Stored data
-- begin --
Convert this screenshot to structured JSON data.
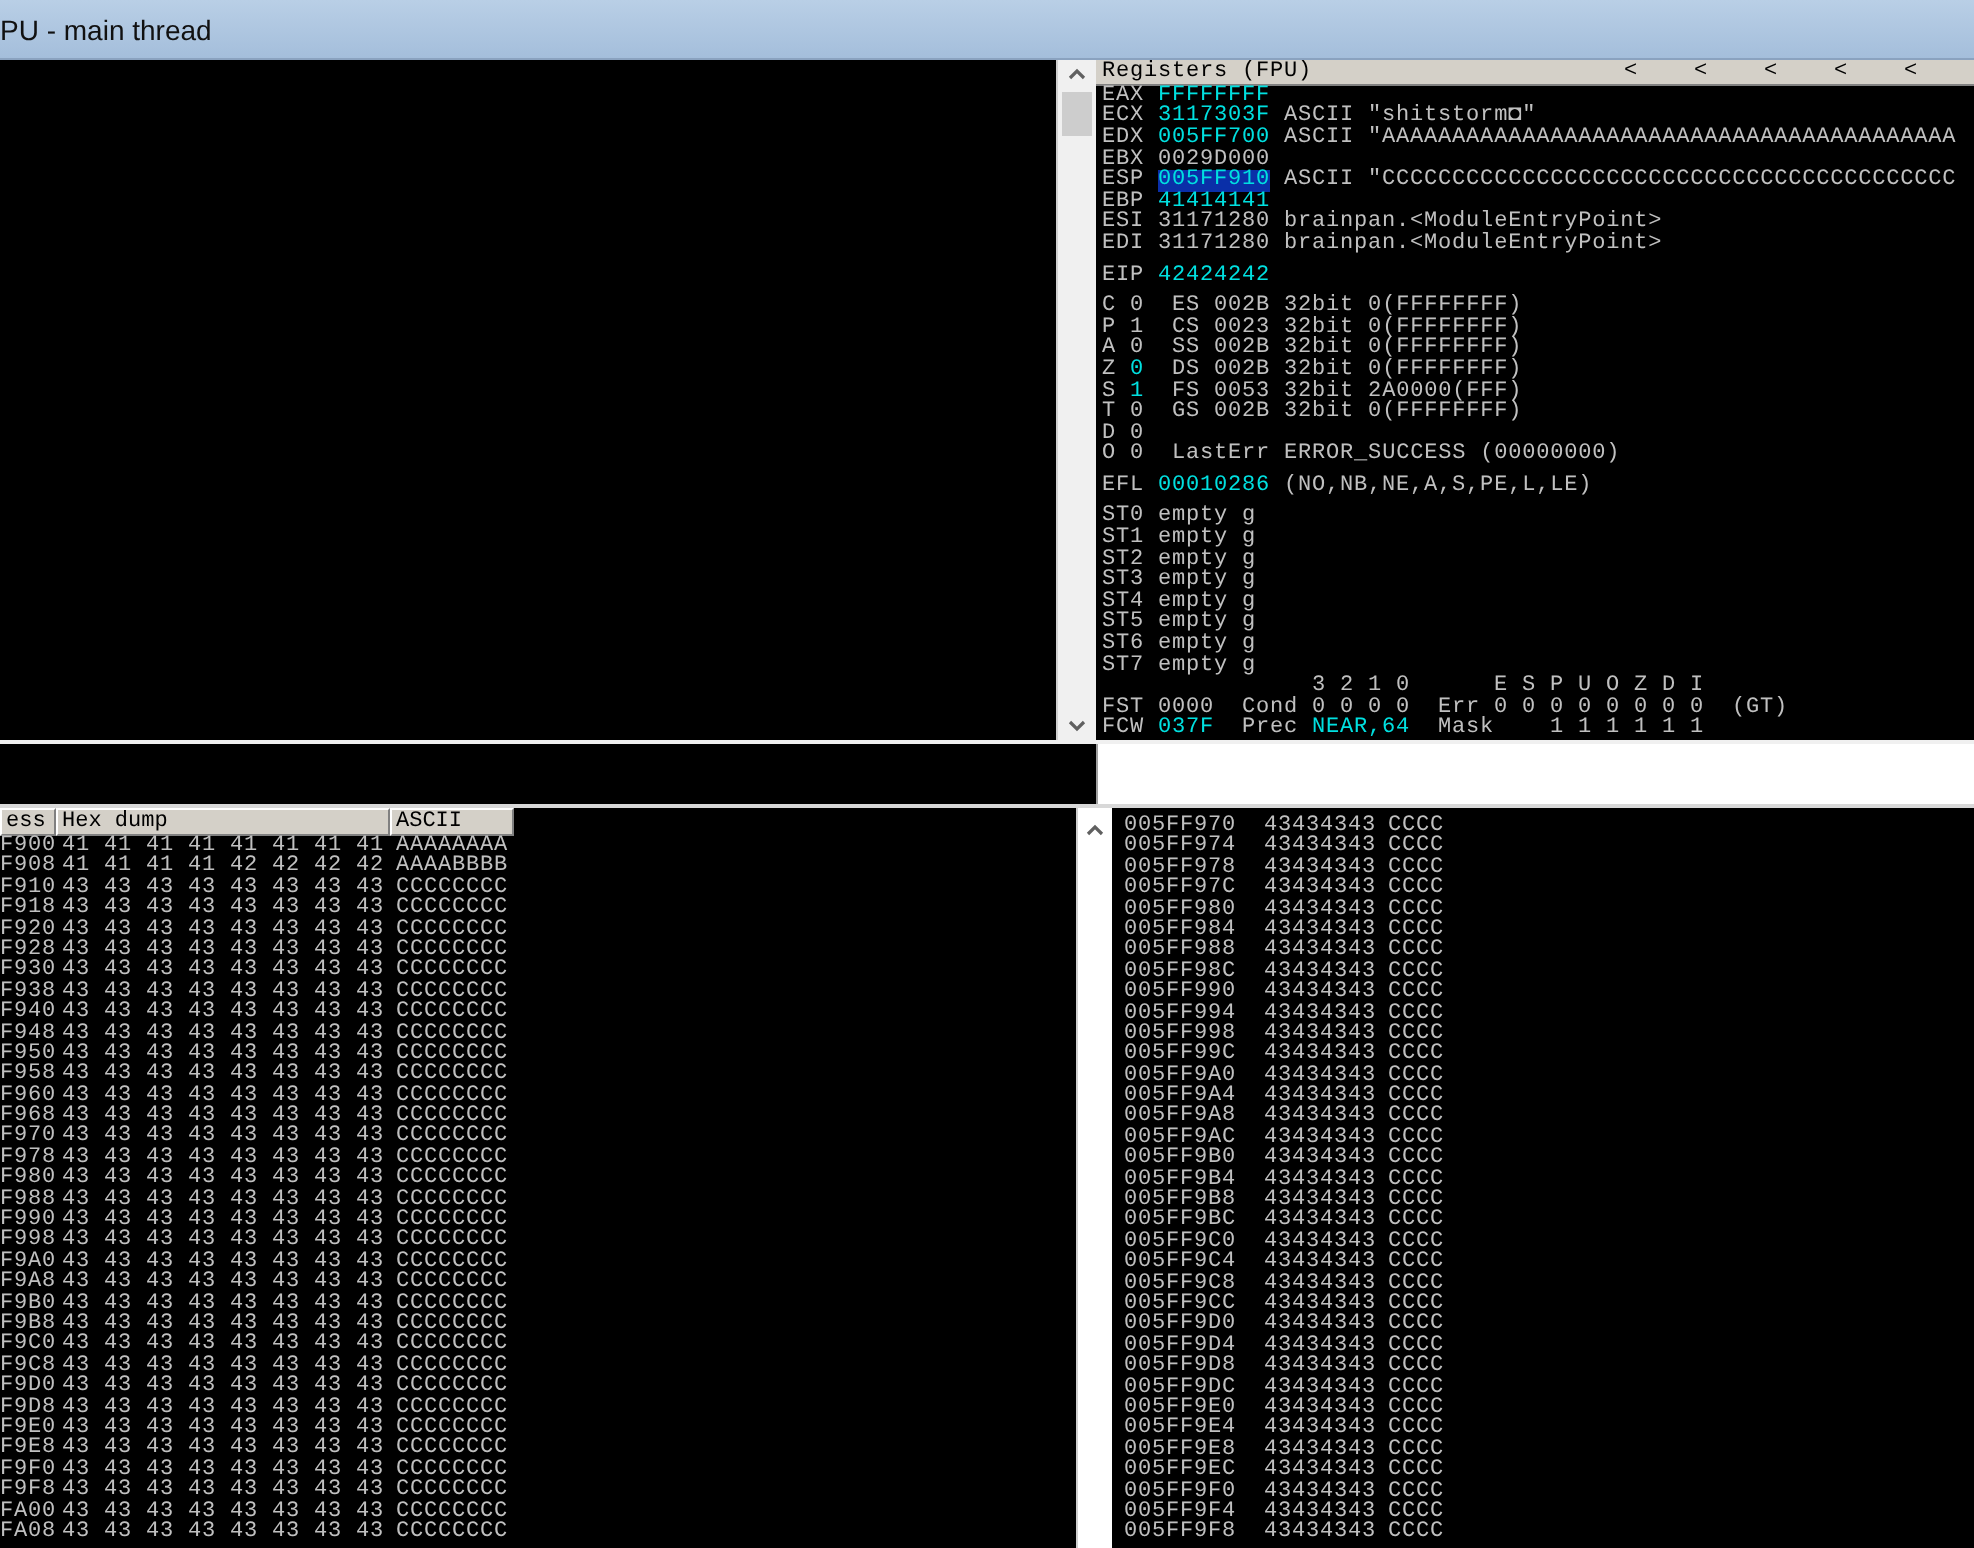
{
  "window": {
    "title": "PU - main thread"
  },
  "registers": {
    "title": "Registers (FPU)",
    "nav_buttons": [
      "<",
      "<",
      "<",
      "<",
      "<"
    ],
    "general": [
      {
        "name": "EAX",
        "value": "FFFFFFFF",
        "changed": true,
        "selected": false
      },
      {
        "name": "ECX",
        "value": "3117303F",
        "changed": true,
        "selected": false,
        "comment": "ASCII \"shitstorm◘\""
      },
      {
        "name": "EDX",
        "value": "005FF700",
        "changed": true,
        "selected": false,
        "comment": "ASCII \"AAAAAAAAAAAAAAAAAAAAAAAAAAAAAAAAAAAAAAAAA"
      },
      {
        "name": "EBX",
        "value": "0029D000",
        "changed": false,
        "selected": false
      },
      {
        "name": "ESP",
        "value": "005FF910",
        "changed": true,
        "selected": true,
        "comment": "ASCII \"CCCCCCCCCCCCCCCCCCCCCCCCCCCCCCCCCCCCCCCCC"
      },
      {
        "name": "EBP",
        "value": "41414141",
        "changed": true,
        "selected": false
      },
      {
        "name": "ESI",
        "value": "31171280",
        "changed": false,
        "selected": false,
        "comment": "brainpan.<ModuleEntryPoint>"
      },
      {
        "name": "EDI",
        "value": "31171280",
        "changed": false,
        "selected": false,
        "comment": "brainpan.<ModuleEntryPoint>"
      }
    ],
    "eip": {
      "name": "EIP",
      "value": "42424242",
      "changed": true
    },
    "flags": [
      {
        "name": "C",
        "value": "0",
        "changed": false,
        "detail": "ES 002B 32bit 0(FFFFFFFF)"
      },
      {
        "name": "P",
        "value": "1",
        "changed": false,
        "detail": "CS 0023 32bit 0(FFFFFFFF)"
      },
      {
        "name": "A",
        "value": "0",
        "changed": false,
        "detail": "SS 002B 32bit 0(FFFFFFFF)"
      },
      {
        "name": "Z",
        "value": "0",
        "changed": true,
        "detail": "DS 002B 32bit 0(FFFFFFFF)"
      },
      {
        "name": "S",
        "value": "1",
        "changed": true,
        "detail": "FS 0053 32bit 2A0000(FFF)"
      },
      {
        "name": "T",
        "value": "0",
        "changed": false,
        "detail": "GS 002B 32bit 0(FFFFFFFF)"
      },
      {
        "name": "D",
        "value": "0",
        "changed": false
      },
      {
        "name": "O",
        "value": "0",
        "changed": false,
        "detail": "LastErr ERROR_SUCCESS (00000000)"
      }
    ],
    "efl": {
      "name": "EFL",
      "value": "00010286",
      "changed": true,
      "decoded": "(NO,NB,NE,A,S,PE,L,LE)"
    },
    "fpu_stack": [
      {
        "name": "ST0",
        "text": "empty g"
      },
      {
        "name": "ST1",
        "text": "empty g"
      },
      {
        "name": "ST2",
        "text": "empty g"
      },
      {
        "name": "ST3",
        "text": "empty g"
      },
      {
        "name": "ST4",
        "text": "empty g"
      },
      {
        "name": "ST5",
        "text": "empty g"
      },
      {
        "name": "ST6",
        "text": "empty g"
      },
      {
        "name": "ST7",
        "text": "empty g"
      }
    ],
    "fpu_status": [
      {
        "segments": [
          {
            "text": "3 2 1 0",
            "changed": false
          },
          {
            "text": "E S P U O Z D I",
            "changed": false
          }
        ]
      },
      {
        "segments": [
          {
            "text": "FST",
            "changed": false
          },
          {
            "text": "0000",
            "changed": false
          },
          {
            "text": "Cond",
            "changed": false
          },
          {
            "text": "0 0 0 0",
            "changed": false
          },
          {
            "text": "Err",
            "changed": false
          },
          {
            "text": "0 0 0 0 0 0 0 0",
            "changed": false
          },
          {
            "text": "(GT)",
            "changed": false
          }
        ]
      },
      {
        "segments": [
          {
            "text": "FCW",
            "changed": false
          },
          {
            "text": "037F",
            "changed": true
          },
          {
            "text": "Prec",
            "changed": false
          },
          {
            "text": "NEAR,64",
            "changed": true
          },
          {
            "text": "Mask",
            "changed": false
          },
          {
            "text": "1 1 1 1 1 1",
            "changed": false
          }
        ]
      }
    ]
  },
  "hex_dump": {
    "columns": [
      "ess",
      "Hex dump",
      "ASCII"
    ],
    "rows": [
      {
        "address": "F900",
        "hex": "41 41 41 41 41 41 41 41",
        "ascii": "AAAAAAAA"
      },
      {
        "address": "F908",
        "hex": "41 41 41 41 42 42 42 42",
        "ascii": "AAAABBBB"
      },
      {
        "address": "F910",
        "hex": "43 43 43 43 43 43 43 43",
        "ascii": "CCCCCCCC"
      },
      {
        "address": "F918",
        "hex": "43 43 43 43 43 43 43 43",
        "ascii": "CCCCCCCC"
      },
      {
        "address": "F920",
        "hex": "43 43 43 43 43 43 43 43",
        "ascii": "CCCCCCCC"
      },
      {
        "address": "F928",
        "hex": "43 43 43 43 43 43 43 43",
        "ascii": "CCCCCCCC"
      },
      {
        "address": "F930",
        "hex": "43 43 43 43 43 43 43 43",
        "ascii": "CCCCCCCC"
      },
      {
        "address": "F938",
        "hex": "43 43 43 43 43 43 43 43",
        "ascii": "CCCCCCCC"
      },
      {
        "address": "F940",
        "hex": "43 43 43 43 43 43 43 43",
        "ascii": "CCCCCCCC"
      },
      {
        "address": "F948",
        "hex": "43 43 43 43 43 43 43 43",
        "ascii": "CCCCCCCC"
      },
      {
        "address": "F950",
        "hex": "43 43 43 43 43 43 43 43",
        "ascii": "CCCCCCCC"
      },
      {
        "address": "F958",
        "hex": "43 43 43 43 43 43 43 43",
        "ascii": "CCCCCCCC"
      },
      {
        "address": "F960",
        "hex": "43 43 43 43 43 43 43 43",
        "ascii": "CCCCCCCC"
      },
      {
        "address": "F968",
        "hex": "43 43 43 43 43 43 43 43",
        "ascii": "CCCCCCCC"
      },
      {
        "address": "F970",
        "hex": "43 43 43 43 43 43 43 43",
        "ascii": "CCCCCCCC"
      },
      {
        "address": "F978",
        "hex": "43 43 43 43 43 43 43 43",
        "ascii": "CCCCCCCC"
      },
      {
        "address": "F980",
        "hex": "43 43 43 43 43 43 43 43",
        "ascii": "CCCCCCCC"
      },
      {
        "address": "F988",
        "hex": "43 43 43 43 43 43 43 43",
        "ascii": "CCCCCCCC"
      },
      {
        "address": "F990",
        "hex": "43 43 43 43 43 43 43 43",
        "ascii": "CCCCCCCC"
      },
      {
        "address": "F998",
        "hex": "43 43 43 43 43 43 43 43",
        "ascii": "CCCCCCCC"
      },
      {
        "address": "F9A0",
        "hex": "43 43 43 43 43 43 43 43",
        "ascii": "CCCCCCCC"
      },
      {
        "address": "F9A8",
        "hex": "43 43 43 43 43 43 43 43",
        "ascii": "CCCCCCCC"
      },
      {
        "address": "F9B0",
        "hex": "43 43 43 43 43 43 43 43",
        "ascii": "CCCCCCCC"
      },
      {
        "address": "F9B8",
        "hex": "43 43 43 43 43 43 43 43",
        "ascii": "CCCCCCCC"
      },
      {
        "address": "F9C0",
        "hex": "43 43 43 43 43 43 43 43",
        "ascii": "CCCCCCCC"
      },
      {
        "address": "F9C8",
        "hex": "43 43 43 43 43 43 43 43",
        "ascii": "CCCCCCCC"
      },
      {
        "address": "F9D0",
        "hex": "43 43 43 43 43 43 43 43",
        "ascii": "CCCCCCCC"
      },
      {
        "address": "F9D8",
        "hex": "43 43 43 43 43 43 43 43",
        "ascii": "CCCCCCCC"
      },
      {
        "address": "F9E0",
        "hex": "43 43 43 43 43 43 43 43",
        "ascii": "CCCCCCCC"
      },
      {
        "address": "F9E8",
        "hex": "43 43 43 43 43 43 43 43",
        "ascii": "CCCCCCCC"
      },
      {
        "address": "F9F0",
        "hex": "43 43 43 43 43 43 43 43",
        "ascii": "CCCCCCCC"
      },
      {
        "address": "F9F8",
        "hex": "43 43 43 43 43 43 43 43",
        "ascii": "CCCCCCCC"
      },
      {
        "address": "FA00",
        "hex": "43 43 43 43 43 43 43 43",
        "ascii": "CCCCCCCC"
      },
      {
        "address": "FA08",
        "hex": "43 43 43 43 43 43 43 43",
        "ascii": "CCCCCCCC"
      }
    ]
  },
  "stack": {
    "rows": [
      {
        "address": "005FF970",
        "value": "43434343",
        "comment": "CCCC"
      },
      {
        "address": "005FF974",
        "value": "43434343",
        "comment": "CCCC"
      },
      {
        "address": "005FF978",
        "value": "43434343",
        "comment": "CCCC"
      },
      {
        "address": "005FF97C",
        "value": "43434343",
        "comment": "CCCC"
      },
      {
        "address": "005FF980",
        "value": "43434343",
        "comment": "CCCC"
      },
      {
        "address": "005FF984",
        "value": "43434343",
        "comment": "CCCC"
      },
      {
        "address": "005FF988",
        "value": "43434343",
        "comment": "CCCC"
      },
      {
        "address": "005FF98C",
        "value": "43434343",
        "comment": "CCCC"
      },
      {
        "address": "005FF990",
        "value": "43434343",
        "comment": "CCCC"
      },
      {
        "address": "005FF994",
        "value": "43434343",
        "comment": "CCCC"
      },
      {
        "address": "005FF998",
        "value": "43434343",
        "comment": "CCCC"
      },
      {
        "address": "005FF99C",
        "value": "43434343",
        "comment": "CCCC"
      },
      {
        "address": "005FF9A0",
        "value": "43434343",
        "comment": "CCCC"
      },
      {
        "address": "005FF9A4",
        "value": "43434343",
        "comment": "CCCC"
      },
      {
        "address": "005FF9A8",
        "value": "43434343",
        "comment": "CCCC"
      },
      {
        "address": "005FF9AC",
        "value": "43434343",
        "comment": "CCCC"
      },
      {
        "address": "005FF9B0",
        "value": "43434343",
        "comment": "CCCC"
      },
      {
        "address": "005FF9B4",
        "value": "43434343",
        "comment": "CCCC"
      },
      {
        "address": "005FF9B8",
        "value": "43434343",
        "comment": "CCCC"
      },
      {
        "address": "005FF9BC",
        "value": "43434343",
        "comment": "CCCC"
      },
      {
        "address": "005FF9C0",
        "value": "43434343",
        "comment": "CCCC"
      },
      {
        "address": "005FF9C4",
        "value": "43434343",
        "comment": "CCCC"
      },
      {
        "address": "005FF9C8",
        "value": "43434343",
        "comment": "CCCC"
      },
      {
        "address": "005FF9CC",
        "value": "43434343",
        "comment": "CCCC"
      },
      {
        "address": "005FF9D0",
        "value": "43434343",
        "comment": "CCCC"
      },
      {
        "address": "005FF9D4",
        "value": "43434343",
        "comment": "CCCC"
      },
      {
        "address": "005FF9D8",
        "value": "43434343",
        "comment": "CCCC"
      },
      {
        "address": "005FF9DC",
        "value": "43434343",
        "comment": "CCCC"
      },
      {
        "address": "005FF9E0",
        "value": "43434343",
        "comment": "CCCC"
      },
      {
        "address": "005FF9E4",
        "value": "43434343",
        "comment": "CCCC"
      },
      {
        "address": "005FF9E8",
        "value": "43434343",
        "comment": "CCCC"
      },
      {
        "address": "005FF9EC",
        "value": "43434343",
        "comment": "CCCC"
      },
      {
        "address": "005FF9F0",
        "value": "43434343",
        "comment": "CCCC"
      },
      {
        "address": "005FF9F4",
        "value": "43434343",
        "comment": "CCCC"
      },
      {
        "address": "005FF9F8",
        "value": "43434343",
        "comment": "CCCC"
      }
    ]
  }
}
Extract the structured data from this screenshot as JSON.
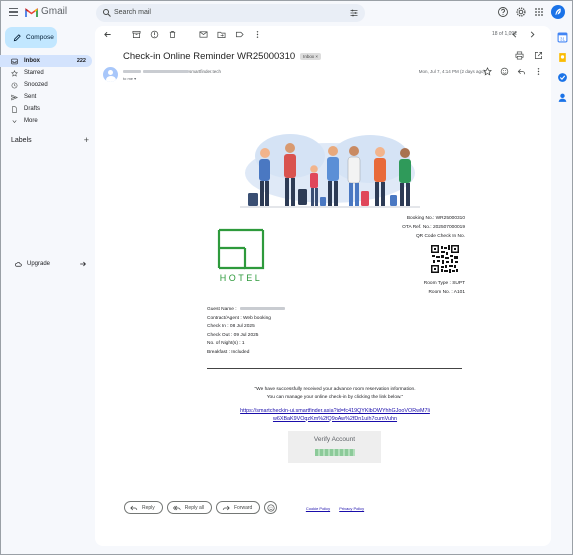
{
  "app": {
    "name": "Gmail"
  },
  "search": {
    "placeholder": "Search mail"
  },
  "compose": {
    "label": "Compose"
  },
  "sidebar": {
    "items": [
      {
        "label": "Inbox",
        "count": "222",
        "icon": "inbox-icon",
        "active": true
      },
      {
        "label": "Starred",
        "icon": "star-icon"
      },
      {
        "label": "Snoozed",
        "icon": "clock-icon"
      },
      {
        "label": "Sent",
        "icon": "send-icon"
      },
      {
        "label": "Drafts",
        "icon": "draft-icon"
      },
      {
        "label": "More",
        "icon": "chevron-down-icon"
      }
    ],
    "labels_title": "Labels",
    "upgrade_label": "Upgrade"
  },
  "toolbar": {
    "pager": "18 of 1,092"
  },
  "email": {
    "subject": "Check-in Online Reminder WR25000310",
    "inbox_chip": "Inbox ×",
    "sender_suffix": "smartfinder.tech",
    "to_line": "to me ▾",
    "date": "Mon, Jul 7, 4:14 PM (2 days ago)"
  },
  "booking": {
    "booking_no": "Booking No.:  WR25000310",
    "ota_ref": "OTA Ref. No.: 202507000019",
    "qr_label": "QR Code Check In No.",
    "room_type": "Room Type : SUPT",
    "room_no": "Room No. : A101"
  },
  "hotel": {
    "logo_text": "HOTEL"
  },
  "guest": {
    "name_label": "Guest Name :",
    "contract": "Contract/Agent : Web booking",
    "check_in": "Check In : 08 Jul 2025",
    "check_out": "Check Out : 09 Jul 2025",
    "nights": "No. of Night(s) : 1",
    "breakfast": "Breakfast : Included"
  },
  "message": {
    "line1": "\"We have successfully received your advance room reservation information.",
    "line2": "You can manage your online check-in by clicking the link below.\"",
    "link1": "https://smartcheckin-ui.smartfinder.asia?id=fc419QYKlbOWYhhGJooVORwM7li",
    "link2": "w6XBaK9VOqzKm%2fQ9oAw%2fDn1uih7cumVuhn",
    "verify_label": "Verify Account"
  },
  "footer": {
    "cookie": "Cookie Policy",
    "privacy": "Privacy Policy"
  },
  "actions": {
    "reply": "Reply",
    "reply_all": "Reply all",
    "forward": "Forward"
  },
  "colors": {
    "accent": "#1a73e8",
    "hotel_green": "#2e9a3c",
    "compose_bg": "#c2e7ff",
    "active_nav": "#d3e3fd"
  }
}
-- end --
*WHAT IS NEEDED*. Write down only how many lines in the listing contain the word "smartfinder".

*WRITTEN ANSWER*. 2